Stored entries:
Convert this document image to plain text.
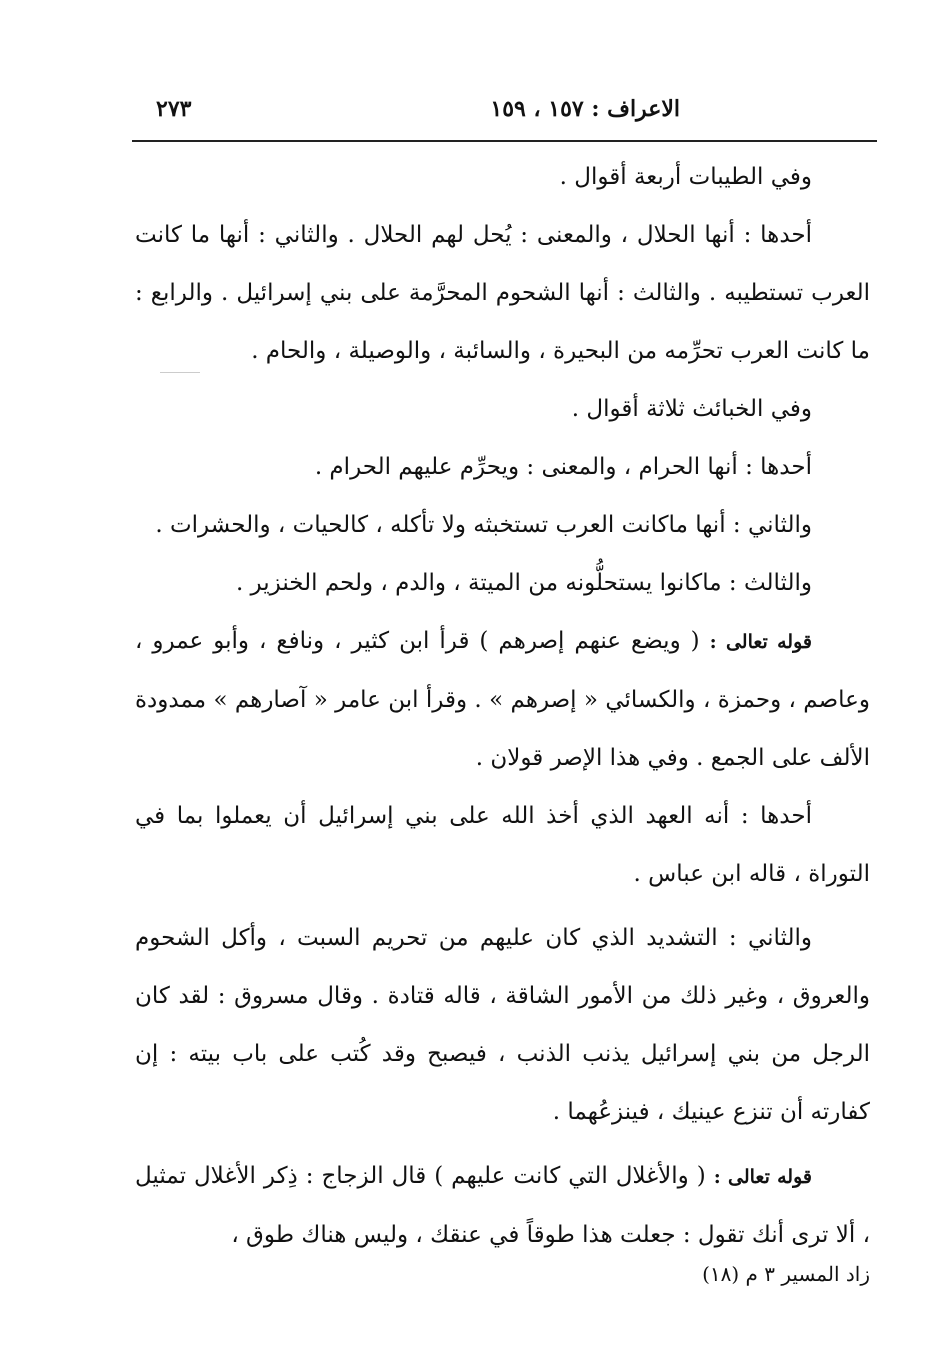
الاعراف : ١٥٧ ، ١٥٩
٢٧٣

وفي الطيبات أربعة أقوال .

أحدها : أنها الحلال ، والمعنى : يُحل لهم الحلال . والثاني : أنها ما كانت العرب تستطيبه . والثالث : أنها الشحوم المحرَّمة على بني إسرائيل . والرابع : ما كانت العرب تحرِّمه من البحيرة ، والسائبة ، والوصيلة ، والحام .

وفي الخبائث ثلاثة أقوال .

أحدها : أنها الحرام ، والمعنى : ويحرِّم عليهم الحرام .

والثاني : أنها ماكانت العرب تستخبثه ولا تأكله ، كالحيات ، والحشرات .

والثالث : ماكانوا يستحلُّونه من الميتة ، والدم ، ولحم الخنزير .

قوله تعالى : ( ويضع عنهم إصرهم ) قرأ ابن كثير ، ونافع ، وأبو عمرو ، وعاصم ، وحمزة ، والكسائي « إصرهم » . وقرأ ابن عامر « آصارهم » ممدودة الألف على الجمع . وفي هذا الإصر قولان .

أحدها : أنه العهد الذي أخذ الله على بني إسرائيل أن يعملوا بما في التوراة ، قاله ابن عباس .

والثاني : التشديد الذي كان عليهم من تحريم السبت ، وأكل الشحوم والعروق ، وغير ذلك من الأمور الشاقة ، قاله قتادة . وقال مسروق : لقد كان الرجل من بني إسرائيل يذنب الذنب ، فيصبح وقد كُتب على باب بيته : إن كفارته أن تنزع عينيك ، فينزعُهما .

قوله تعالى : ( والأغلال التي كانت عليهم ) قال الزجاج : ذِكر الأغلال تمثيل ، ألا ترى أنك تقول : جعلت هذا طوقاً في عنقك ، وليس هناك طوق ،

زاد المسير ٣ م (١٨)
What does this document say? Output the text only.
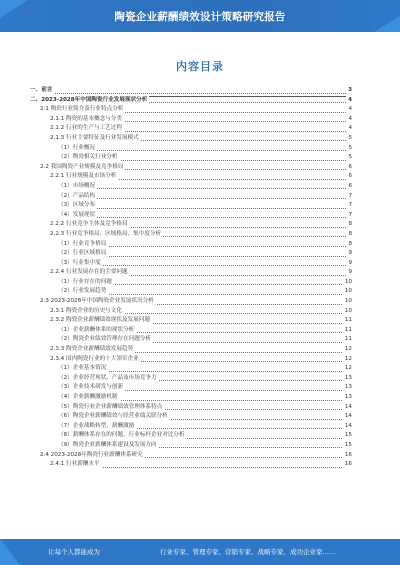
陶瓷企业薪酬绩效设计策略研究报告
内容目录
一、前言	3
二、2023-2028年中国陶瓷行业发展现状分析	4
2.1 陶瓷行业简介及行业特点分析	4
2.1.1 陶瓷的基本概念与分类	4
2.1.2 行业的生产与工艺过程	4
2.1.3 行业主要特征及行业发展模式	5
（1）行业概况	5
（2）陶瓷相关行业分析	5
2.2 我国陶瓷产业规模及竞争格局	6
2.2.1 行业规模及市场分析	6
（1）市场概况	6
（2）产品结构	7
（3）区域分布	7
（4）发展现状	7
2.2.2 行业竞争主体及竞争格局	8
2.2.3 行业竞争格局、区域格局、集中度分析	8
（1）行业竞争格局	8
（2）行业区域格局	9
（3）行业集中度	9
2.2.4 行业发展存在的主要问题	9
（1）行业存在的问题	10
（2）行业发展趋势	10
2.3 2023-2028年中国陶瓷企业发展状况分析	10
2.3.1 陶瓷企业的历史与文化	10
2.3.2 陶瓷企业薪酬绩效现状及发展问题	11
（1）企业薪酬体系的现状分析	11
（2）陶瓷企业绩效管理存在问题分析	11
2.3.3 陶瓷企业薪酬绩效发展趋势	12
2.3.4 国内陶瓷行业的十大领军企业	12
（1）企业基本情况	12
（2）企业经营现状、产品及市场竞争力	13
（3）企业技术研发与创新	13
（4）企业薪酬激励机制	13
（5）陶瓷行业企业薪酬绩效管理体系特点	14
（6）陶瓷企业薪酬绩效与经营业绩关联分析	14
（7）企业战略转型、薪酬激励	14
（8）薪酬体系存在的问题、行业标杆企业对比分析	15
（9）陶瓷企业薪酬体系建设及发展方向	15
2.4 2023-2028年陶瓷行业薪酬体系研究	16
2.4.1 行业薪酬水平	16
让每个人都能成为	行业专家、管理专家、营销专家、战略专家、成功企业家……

**Problem to solve:**
Without the pictures, reproduce every line of the records above exactly.

**Written answer:**
Convert this document image to plain text.
الاعراف : ١٥٧ ، ١٥٩
٢٧٣

وفي الطيبات أربعة أقوال .

أحدها : أنها الحلال ، والمعنى : يُحل لهم الحلال . والثاني : أنها ما كانت العرب تستطيبه . والثالث : أنها الشحوم المحرَّمة على بني إسرائيل . والرابع : ما كانت العرب تحرِّمه من البحيرة ، والسائبة ، والوصيلة ، والحام .

وفي الخبائث ثلاثة أقوال .

أحدها : أنها الحرام ، والمعنى : ويحرِّم عليهم الحرام .

والثاني : أنها ماكانت العرب تستخبثه ولا تأكله ، كالحيات ، والحشرات .

والثالث : ماكانوا يستحلُّونه من الميتة ، والدم ، ولحم الخنزير .

قوله تعالى : ( ويضع عنهم إصرهم ) قرأ ابن كثير ، ونافع ، وأبو عمرو ، وعاصم ، وحمزة ، والكسائي « إصرهم » . وقرأ ابن عامر « آصارهم » ممدودة الألف على الجمع . وفي هذا الإصر قولان .

أحدها : أنه العهد الذي أخذ الله على بني إسرائيل أن يعملوا بما في التوراة ، قاله ابن عباس .

والثاني : التشديد الذي كان عليهم من تحريم السبت ، وأكل الشحوم والعروق ، وغير ذلك من الأمور الشاقة ، قاله قتادة . وقال مسروق : لقد كان الرجل من بني إسرائيل يذنب الذنب ، فيصبح وقد كُتب على باب بيته : إن كفارته أن تنزع عينيك ، فينزعُهما .

قوله تعالى : ( والأغلال التي كانت عليهم ) قال الزجاج : ذِكر الأغلال تمثيل ، ألا ترى أنك تقول : جعلت هذا طوقاً في عنقك ، وليس هناك طوق ،

زاد المسير ٣ م (١٨)
What does this document say? Output the text only.
陶瓷企业薪酬绩效设计策略研究报告
内容目录
一、前言	3
二、2023-2028年中国陶瓷行业发展现状分析	4
2.1 陶瓷行业简介及行业特点分析	4
2.1.1 陶瓷的基本概念与分类	4
2.1.2 行业的生产与工艺过程	4
2.1.3 行业主要特征及行业发展模式	5
（1）行业概况	5
（2）陶瓷相关行业分析	5
2.2 我国陶瓷产业规模及竞争格局	6
2.2.1 行业规模及市场分析	6
（1）市场概况	6
（2）产品结构	7
（3）区域分布	7
（4）发展现状	7
2.2.2 行业竞争主体及竞争格局	8
2.2.3 行业竞争格局、区域格局、集中度分析	8
（1）行业竞争格局	8
（2）行业区域格局	9
（3）行业集中度	9
2.2.4 行业发展存在的主要问题	9
（1）行业存在的问题	10
（2）行业发展趋势	10
2.3 2023-2028年中国陶瓷企业发展状况分析	10
2.3.1 陶瓷企业的历史与文化	10
2.3.2 陶瓷企业薪酬绩效现状及发展问题	11
（1）企业薪酬体系的现状分析	11
（2）陶瓷企业绩效管理存在问题分析	11
2.3.3 陶瓷企业薪酬绩效发展趋势	12
2.3.4 国内陶瓷行业的十大领军企业	12
（1）企业基本情况	12
（2）企业经营现状、产品及市场竞争力	13
（3）企业技术研发与创新	13
（4）企业薪酬激励机制	13
（5）陶瓷行业企业薪酬绩效管理体系特点	14
（6）陶瓷企业薪酬绩效与经营业绩关联分析	14
（7）企业战略转型、薪酬激励	14
（8）薪酬体系存在的问题、行业标杆企业对比分析	15
（9）陶瓷企业薪酬体系建设及发展方向	15
2.4 2023-2028年陶瓷行业薪酬体系研究	16
2.4.1 行业薪酬水平	16
让每个人都能成为	行业专家、管理专家、营销专家、战略专家、成功企业家……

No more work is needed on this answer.